* [Given request] Copy out all lines carrying the word "this".

─── Dataset extract ───

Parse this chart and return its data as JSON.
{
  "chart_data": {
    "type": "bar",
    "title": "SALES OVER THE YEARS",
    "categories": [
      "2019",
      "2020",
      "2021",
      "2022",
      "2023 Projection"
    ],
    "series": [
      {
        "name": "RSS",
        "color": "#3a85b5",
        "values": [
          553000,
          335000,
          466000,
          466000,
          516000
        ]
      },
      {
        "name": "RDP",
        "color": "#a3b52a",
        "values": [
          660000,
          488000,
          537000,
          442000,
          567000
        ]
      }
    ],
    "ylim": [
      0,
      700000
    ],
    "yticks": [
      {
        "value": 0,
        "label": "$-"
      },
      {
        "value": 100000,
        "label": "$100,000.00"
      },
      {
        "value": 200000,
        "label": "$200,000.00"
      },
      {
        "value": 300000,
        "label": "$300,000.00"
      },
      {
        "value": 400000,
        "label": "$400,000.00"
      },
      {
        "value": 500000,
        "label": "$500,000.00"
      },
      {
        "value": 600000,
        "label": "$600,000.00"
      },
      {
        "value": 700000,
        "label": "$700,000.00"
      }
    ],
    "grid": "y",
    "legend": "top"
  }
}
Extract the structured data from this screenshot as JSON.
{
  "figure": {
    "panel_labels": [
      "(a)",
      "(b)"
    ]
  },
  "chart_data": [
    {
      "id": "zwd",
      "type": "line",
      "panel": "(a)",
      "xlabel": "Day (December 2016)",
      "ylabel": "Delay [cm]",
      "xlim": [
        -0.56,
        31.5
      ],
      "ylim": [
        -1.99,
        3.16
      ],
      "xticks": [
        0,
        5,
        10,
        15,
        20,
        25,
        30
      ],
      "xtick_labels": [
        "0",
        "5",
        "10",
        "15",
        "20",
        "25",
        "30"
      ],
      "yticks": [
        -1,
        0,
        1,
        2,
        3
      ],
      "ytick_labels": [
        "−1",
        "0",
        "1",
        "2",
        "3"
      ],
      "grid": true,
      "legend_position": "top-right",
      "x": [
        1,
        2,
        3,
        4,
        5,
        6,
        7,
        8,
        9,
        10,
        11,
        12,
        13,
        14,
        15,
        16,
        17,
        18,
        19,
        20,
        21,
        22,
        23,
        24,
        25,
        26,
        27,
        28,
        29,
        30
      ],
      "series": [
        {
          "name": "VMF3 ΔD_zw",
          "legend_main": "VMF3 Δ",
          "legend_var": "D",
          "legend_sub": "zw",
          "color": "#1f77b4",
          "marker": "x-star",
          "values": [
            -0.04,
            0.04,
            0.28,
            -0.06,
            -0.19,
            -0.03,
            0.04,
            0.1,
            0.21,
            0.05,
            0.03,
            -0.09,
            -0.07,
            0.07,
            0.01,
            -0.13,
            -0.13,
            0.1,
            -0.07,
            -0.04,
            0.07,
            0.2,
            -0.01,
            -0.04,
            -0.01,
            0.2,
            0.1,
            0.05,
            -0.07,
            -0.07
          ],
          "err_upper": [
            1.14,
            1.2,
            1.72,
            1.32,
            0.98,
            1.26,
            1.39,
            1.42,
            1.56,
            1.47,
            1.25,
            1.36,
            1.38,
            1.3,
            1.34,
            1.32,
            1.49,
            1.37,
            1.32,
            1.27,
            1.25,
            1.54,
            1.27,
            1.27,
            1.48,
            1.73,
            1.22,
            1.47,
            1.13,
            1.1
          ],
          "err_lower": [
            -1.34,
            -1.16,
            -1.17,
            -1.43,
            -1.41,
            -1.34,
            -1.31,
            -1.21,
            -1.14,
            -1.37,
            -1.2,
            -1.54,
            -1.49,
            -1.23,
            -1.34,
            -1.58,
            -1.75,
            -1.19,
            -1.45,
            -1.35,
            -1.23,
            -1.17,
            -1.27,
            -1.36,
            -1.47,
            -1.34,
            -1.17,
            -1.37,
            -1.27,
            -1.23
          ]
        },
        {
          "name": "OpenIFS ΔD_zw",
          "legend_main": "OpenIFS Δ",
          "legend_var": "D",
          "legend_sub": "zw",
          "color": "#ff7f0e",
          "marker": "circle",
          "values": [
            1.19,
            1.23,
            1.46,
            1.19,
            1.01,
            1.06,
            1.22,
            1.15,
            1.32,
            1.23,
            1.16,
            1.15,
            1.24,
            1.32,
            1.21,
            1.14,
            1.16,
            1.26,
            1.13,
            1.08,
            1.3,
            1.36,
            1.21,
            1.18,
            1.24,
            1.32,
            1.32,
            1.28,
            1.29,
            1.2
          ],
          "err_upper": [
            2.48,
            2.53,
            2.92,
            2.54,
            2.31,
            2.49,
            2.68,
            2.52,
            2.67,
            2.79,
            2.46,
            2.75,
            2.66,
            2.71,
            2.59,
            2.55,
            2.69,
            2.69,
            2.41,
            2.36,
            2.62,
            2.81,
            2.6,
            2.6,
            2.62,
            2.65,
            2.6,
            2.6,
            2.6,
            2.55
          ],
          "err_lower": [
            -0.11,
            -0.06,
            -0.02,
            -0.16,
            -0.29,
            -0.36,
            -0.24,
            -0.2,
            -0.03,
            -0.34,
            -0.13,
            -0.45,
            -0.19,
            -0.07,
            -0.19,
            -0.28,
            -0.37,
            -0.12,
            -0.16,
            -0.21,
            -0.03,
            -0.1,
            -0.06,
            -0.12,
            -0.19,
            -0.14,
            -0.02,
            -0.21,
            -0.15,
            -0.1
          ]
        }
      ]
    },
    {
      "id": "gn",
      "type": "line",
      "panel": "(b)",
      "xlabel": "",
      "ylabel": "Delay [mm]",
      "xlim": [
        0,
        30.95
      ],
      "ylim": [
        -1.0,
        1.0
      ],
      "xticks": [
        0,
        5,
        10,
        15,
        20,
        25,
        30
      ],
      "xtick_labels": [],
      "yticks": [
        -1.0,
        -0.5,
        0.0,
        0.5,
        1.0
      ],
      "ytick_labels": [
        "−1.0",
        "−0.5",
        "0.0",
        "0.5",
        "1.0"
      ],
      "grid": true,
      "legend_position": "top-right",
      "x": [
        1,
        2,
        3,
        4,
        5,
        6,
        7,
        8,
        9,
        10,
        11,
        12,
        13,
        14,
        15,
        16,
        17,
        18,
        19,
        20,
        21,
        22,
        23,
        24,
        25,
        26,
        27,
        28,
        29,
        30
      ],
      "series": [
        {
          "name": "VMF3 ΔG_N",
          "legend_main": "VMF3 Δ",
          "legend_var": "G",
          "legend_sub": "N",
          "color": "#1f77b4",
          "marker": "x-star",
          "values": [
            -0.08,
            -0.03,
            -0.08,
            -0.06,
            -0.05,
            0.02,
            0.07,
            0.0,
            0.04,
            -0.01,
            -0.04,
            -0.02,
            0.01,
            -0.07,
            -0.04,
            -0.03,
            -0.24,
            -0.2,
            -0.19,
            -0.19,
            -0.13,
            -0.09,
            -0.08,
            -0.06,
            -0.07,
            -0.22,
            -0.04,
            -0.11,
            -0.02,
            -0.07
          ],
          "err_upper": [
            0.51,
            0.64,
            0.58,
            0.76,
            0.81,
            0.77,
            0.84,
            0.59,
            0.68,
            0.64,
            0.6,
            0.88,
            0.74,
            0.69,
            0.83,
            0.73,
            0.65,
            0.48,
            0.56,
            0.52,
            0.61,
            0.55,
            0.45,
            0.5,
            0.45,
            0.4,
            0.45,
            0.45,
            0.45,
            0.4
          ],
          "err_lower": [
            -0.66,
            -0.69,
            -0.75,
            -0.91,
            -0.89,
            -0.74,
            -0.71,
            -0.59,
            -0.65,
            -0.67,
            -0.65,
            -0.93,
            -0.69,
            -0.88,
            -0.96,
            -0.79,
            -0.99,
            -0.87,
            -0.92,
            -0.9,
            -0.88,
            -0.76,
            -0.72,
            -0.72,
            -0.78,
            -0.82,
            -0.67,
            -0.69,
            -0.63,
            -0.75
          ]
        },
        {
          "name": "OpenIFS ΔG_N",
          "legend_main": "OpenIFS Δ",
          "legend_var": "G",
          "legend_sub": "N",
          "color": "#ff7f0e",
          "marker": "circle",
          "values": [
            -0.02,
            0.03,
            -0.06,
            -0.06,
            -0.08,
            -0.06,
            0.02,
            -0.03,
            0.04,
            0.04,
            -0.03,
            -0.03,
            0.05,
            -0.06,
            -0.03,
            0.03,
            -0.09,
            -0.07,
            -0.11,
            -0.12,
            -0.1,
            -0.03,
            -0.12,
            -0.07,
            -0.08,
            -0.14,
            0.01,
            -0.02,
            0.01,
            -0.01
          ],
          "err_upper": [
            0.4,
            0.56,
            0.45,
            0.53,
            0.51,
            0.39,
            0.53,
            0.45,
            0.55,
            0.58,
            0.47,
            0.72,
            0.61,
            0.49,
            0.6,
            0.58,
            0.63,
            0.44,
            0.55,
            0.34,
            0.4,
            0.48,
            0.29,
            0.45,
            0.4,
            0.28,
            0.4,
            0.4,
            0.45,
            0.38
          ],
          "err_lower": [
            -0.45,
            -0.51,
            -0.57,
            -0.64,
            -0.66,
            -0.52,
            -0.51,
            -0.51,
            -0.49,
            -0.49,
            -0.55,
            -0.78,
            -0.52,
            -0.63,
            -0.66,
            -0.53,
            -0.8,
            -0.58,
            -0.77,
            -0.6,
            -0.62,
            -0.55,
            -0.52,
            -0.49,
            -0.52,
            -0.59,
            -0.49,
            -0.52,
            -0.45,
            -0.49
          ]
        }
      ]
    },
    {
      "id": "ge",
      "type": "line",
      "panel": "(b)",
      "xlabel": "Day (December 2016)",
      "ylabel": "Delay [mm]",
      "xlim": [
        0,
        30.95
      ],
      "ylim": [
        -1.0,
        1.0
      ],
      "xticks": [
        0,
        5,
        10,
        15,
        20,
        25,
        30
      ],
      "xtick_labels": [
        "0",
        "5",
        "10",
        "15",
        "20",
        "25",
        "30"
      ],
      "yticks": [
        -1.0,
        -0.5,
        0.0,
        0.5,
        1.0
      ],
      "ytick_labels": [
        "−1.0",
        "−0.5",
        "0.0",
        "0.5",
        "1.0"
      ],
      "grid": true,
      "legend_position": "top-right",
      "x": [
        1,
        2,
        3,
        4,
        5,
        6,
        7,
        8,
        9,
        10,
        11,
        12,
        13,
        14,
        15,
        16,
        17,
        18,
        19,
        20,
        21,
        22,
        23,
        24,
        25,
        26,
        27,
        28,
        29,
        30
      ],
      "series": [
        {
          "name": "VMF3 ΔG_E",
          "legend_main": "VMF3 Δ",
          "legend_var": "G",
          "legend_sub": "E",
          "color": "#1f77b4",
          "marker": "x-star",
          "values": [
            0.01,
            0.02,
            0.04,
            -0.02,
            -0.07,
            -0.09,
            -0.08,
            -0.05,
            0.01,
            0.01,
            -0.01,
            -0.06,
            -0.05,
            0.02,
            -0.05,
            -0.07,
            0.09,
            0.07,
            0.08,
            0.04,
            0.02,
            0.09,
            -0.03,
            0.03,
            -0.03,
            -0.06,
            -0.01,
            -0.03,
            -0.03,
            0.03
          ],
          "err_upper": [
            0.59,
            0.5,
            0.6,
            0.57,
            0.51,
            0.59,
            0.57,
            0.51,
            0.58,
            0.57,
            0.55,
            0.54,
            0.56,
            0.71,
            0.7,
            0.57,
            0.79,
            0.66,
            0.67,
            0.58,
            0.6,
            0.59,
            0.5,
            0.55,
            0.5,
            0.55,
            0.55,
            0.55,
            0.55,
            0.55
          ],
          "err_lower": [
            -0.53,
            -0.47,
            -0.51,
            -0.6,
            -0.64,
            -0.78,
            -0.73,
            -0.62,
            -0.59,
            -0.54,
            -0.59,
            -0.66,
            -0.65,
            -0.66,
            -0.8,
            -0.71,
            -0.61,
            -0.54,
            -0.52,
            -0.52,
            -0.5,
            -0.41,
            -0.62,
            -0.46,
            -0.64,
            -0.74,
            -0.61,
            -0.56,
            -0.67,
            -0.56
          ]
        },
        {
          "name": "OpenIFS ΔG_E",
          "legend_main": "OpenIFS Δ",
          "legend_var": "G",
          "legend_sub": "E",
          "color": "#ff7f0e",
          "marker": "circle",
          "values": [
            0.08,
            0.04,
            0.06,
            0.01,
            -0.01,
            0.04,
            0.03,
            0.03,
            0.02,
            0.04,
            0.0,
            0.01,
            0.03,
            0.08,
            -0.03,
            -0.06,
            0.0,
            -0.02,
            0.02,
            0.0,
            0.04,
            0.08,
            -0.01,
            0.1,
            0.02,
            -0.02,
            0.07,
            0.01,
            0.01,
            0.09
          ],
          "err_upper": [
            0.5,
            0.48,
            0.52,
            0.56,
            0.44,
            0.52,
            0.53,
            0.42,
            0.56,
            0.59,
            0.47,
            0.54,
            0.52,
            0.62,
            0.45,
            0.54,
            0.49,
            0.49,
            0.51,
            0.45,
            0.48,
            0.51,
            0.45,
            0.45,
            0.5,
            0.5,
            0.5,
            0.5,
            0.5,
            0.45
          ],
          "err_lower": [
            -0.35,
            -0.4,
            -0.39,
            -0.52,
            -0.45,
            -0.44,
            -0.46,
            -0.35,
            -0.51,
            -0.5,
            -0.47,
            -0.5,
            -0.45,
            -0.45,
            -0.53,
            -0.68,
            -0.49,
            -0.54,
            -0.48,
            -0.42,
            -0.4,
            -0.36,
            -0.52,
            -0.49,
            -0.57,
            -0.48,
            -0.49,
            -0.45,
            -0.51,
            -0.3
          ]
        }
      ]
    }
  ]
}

───

* [Final result]
Parse this chart and return its data as JSON.
Extract the structured data from this screenshot as JSON.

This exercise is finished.